- _GOAL OF THE EXERCISE_
Write out all the entries word for word and omit any pictures.
-------- DATASET ENTRIES
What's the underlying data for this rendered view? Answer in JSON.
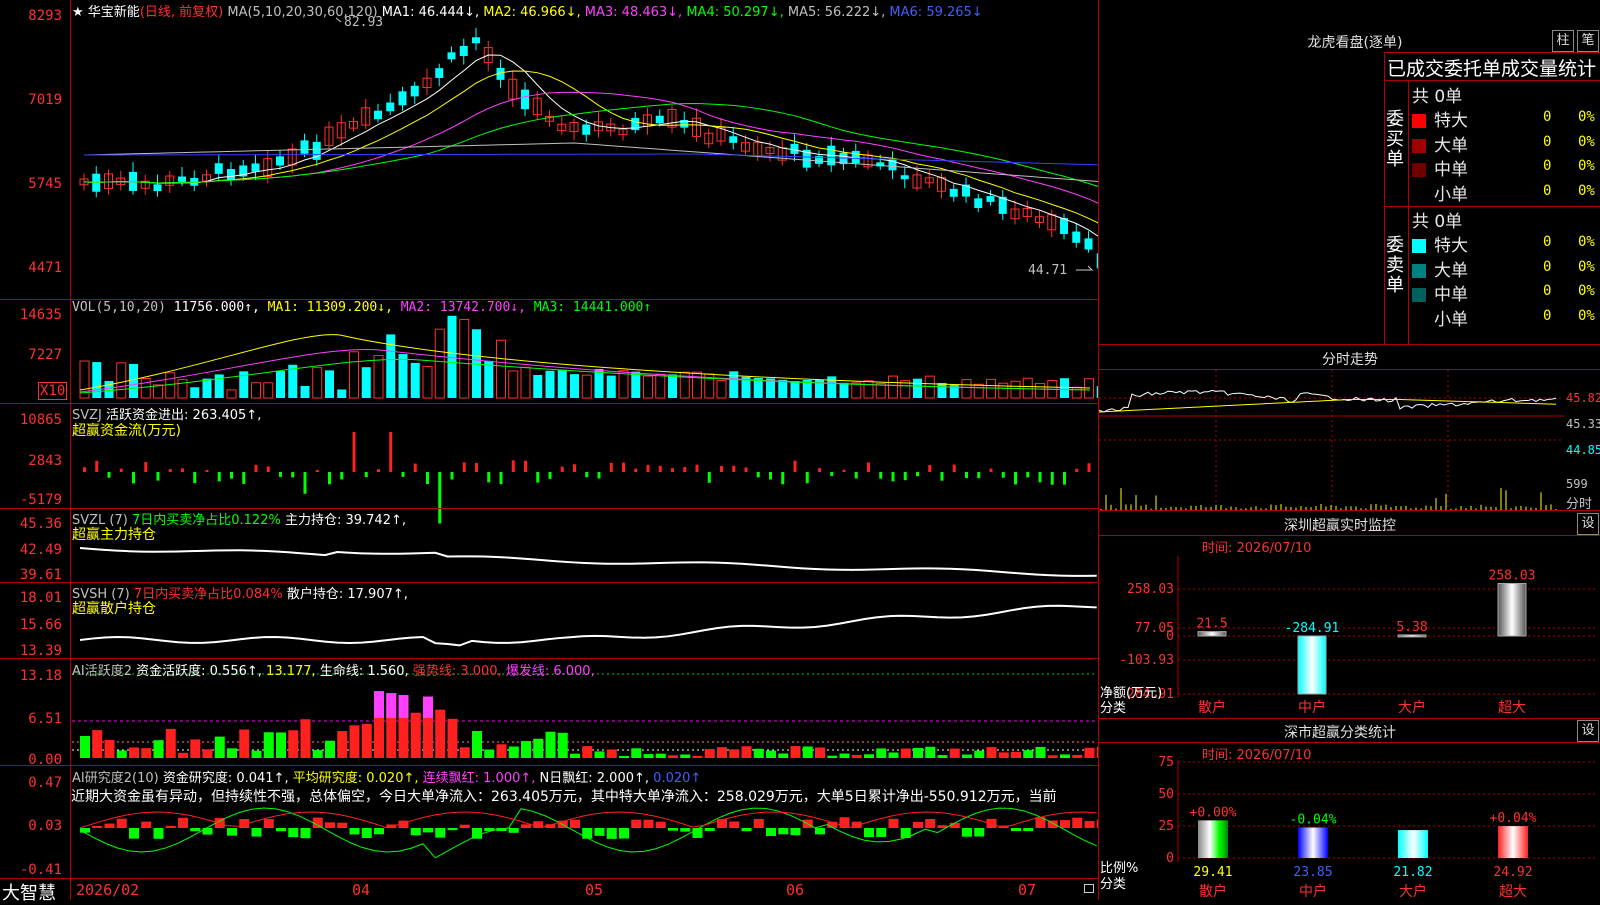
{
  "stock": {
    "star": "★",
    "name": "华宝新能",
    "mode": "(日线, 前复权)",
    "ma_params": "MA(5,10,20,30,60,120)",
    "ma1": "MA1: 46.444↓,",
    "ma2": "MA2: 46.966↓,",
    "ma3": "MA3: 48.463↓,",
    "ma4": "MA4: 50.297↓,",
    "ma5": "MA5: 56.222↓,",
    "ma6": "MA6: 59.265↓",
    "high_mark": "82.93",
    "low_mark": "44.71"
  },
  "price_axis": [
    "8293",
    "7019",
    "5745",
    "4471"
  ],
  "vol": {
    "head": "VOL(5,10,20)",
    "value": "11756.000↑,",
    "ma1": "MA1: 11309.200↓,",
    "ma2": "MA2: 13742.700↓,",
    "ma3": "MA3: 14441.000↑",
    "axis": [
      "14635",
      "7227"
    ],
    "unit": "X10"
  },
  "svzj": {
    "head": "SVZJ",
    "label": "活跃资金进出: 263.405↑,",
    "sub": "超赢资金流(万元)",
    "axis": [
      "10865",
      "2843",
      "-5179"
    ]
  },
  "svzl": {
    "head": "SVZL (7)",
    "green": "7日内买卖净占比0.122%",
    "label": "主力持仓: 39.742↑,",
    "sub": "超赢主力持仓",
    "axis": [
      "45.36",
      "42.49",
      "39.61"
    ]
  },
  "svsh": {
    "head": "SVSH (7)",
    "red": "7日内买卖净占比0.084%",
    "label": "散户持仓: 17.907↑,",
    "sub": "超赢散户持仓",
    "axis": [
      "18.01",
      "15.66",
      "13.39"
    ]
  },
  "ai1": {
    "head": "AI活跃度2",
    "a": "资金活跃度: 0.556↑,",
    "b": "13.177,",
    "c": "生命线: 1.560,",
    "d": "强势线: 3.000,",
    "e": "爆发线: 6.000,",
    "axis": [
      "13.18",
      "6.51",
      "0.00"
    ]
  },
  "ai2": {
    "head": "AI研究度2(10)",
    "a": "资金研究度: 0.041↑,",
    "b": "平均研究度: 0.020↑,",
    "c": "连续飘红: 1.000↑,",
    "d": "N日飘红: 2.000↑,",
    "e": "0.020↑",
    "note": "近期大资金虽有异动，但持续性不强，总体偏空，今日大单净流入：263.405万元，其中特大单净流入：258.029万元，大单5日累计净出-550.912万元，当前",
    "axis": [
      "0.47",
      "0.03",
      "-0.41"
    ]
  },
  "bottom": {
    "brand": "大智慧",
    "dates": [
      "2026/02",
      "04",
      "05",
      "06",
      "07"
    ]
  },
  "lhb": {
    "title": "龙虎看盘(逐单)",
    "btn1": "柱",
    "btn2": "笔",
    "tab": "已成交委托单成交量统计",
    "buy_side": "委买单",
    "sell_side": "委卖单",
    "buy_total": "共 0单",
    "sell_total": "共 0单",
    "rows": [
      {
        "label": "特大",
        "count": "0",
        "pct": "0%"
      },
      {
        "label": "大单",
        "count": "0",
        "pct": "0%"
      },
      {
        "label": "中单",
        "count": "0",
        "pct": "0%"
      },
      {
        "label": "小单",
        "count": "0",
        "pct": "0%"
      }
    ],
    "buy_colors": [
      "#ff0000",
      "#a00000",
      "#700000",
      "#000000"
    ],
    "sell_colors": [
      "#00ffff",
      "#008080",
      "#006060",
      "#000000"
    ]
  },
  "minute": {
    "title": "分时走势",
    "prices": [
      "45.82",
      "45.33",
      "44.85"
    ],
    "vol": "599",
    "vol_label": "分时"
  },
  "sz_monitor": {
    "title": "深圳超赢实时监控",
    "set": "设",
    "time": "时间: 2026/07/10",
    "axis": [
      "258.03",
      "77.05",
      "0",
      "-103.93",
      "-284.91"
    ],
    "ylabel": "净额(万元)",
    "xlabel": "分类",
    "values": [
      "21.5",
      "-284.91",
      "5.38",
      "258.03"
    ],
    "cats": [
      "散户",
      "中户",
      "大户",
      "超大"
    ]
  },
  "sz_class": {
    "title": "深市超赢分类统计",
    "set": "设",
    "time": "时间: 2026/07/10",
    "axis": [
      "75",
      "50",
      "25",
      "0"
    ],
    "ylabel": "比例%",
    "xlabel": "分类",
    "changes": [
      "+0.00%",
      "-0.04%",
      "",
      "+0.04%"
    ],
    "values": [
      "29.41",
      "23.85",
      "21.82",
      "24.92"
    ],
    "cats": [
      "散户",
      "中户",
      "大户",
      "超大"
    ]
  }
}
----------------
- _TASK ANSWER_
What's the underlying data for this rendered view? Answer in JSON.
{
  "stock": {
    "star": "★",
    "name": "华宝新能",
    "mode": "(日线, 前复权)",
    "ma_params": "MA(5,10,20,30,60,120)",
    "ma1": "MA1: 46.444↓,",
    "ma2": "MA2: 46.966↓,",
    "ma3": "MA3: 48.463↓,",
    "ma4": "MA4: 50.297↓,",
    "ma5": "MA5: 56.222↓,",
    "ma6": "MA6: 59.265↓",
    "high_mark": "82.93",
    "low_mark": "44.71"
  },
  "price_axis": [
    "8293",
    "7019",
    "5745",
    "4471"
  ],
  "vol": {
    "head": "VOL(5,10,20)",
    "value": "11756.000↑,",
    "ma1": "MA1: 11309.200↓,",
    "ma2": "MA2: 13742.700↓,",
    "ma3": "MA3: 14441.000↑",
    "axis": [
      "14635",
      "7227"
    ],
    "unit": "X10"
  },
  "svzj": {
    "head": "SVZJ",
    "label": "活跃资金进出: 263.405↑,",
    "sub": "超赢资金流(万元)",
    "axis": [
      "10865",
      "2843",
      "-5179"
    ]
  },
  "svzl": {
    "head": "SVZL (7)",
    "green": "7日内买卖净占比0.122%",
    "label": "主力持仓: 39.742↑,",
    "sub": "超赢主力持仓",
    "axis": [
      "45.36",
      "42.49",
      "39.61"
    ]
  },
  "svsh": {
    "head": "SVSH (7)",
    "red": "7日内买卖净占比0.084%",
    "label": "散户持仓: 17.907↑,",
    "sub": "超赢散户持仓",
    "axis": [
      "18.01",
      "15.66",
      "13.39"
    ]
  },
  "ai1": {
    "head": "AI活跃度2",
    "a": "资金活跃度: 0.556↑,",
    "b": "13.177,",
    "c": "生命线: 1.560,",
    "d": "强势线: 3.000,",
    "e": "爆发线: 6.000,",
    "axis": [
      "13.18",
      "6.51",
      "0.00"
    ]
  },
  "ai2": {
    "head": "AI研究度2(10)",
    "a": "资金研究度: 0.041↑,",
    "b": "平均研究度: 0.020↑,",
    "c": "连续飘红: 1.000↑,",
    "d": "N日飘红: 2.000↑,",
    "e": "0.020↑",
    "note": "近期大资金虽有异动，但持续性不强，总体偏空，今日大单净流入：263.405万元，其中特大单净流入：258.029万元，大单5日累计净出-550.912万元，当前",
    "axis": [
      "0.47",
      "0.03",
      "-0.41"
    ]
  },
  "bottom": {
    "brand": "大智慧",
    "dates": [
      "2026/02",
      "04",
      "05",
      "06",
      "07"
    ]
  },
  "lhb": {
    "title": "龙虎看盘(逐单)",
    "btn1": "柱",
    "btn2": "笔",
    "tab": "已成交委托单成交量统计",
    "buy_side": "委买单",
    "sell_side": "委卖单",
    "buy_total": "共 0单",
    "sell_total": "共 0单",
    "rows": [
      {
        "label": "特大",
        "count": "0",
        "pct": "0%"
      },
      {
        "label": "大单",
        "count": "0",
        "pct": "0%"
      },
      {
        "label": "中单",
        "count": "0",
        "pct": "0%"
      },
      {
        "label": "小单",
        "count": "0",
        "pct": "0%"
      }
    ],
    "buy_colors": [
      "#ff0000",
      "#a00000",
      "#700000",
      "#000000"
    ],
    "sell_colors": [
      "#00ffff",
      "#008080",
      "#006060",
      "#000000"
    ]
  },
  "minute": {
    "title": "分时走势",
    "prices": [
      "45.82",
      "45.33",
      "44.85"
    ],
    "vol": "599",
    "vol_label": "分时"
  },
  "sz_monitor": {
    "title": "深圳超赢实时监控",
    "set": "设",
    "time": "时间: 2026/07/10",
    "axis": [
      "258.03",
      "77.05",
      "0",
      "-103.93",
      "-284.91"
    ],
    "ylabel": "净额(万元)",
    "xlabel": "分类",
    "values": [
      "21.5",
      "-284.91",
      "5.38",
      "258.03"
    ],
    "cats": [
      "散户",
      "中户",
      "大户",
      "超大"
    ]
  },
  "sz_class": {
    "title": "深市超赢分类统计",
    "set": "设",
    "time": "时间: 2026/07/10",
    "axis": [
      "75",
      "50",
      "25",
      "0"
    ],
    "ylabel": "比例%",
    "xlabel": "分类",
    "changes": [
      "+0.00%",
      "-0.04%",
      "",
      "+0.04%"
    ],
    "values": [
      "29.41",
      "23.85",
      "21.82",
      "24.92"
    ],
    "cats": [
      "散户",
      "中户",
      "大户",
      "超大"
    ]
  }
}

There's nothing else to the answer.